▸ **PROBLEM DESCRIPTION**
Reproduce every entry precisely as written.

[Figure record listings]
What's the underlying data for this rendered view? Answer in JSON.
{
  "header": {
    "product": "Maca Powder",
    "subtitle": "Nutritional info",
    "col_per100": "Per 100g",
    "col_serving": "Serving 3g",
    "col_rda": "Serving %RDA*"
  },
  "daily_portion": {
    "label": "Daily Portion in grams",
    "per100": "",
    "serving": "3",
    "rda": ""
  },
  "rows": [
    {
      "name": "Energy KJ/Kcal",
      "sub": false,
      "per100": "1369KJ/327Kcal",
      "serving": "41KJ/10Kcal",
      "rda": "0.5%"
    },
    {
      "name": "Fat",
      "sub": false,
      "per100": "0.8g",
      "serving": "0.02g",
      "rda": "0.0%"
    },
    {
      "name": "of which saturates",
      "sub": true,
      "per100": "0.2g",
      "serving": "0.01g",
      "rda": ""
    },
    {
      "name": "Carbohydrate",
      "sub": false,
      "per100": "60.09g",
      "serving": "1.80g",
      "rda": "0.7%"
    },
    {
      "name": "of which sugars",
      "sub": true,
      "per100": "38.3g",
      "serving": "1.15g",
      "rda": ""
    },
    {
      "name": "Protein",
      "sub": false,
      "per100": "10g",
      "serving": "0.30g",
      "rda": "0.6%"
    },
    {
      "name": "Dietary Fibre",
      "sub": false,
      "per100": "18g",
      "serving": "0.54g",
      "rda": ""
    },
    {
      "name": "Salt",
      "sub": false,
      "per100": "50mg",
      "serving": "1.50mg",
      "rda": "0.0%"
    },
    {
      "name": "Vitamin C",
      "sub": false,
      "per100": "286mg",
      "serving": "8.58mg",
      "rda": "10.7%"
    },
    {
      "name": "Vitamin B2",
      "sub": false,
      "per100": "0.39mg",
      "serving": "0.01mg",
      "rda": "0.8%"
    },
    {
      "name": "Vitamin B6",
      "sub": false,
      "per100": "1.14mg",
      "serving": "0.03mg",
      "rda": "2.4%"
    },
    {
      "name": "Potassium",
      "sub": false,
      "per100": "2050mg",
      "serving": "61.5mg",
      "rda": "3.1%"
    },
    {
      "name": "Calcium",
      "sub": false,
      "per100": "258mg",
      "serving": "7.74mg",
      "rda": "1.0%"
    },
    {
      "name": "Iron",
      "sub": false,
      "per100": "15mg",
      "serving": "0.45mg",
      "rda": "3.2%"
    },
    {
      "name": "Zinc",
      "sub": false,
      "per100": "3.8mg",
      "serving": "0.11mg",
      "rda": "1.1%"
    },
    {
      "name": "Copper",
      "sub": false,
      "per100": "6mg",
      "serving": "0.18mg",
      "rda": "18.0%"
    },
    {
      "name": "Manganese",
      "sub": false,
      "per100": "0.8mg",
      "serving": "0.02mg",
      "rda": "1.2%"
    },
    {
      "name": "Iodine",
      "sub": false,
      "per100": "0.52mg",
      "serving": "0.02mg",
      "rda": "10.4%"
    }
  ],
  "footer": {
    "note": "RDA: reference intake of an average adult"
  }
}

▸ **RESPONSE BELOW**
What's the underlying data for this rendered view? Answer in JSON.
{
  "header": {
    "product": "Maca Powder",
    "subtitle": "Nutritional info",
    "col_per100": "Per 100g",
    "col_serving": "Serving 3g",
    "col_rda": "Serving %RDA*"
  },
  "daily_portion": {
    "label": "Daily Portion in grams",
    "per100": "",
    "serving": "3",
    "rda": ""
  },
  "rows": [
    {
      "name": "Energy KJ/Kcal",
      "sub": false,
      "per100": "1369KJ/327Kcal",
      "serving": "41KJ/10Kcal",
      "rda": "0.5%"
    },
    {
      "name": "Fat",
      "sub": false,
      "per100": "0.8g",
      "serving": "0.02g",
      "rda": "0.0%"
    },
    {
      "name": "of which saturates",
      "sub": true,
      "per100": "0.2g",
      "serving": "0.01g",
      "rda": ""
    },
    {
      "name": "Carbohydrate",
      "sub": false,
      "per100": "60.09g",
      "serving": "1.80g",
      "rda": "0.7%"
    },
    {
      "name": "of which sugars",
      "sub": true,
      "per100": "38.3g",
      "serving": "1.15g",
      "rda": ""
    },
    {
      "name": "Protein",
      "sub": false,
      "per100": "10g",
      "serving": "0.30g",
      "rda": "0.6%"
    },
    {
      "name": "Dietary Fibre",
      "sub": false,
      "per100": "18g",
      "serving": "0.54g",
      "rda": ""
    },
    {
      "name": "Salt",
      "sub": false,
      "per100": "50mg",
      "serving": "1.50mg",
      "rda": "0.0%"
    },
    {
      "name": "Vitamin C",
      "sub": false,
      "per100": "286mg",
      "serving": "8.58mg",
      "rda": "10.7%"
    },
    {
      "name": "Vitamin B2",
      "sub": false,
      "per100": "0.39mg",
      "serving": "0.01mg",
      "rda": "0.8%"
    },
    {
      "name": "Vitamin B6",
      "sub": false,
      "per100": "1.14mg",
      "serving": "0.03mg",
      "rda": "2.4%"
    },
    {
      "name": "Potassium",
      "sub": false,
      "per100": "2050mg",
      "serving": "61.5mg",
      "rda": "3.1%"
    },
    {
      "name": "Calcium",
      "sub": false,
      "per100": "258mg",
      "serving": "7.74mg",
      "rda": "1.0%"
    },
    {
      "name": "Iron",
      "sub": false,
      "per100": "15mg",
      "serving": "0.45mg",
      "rda": "3.2%"
    },
    {
      "name": "Zinc",
      "sub": false,
      "per100": "3.8mg",
      "serving": "0.11mg",
      "rda": "1.1%"
    },
    {
      "name": "Copper",
      "sub": false,
      "per100": "6mg",
      "serving": "0.18mg",
      "rda": "18.0%"
    },
    {
      "name": "Manganese",
      "sub": false,
      "per100": "0.8mg",
      "serving": "0.02mg",
      "rda": "1.2%"
    },
    {
      "name": "Iodine",
      "sub": false,
      "per100": "0.52mg",
      "serving": "0.02mg",
      "rda": "10.4%"
    }
  ],
  "footer": {
    "note": "RDA: reference intake of an average adult"
  }
}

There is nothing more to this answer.